[START THE DATA]
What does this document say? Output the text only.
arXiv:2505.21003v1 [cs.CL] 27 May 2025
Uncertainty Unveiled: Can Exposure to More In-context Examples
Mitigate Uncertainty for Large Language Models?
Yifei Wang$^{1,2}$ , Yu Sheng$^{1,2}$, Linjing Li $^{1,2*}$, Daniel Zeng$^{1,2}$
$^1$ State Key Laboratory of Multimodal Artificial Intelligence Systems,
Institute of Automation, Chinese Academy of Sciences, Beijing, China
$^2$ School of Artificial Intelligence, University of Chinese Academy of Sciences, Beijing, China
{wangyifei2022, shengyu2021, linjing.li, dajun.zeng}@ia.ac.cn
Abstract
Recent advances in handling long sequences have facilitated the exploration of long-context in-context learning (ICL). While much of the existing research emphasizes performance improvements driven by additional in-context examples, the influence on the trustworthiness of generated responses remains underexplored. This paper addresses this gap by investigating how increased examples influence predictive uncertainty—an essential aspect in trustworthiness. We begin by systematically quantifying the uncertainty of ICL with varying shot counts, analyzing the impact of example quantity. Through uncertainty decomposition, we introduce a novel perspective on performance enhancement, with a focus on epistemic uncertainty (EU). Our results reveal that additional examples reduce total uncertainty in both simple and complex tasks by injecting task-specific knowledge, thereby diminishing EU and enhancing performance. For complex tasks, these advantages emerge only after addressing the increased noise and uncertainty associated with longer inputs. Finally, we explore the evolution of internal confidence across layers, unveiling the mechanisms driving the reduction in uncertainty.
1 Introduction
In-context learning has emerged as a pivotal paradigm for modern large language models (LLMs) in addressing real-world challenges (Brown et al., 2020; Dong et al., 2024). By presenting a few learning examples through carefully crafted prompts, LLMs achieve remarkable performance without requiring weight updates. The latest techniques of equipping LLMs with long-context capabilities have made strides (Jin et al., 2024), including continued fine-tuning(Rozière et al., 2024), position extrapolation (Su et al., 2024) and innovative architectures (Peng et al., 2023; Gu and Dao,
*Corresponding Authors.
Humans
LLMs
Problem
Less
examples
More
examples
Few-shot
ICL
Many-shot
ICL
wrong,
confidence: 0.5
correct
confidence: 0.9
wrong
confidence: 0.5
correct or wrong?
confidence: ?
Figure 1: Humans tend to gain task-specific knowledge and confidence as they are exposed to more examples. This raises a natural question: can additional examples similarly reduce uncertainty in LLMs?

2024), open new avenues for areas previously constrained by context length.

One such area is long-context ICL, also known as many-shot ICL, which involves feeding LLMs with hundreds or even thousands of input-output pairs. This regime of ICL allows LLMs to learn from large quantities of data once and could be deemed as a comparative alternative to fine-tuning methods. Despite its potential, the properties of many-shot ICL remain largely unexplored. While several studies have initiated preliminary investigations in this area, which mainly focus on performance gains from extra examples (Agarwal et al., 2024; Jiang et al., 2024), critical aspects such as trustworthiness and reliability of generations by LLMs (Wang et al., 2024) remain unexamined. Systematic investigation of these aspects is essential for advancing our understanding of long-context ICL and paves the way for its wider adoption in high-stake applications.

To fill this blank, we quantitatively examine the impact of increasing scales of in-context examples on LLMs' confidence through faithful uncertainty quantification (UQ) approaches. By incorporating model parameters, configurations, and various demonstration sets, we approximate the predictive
[END THE DATA]
* WHAT TO WORK ON
In the entries above, identify each line that includes the string "Intelligence", then copy it.

* FINAL ANSWER
$^1$ State Key Laboratory of Multimodal Artificial Intelligence Systems,
$^2$ School of Artificial Intelligence, University of Chinese Academy of Sciences, Beijing, China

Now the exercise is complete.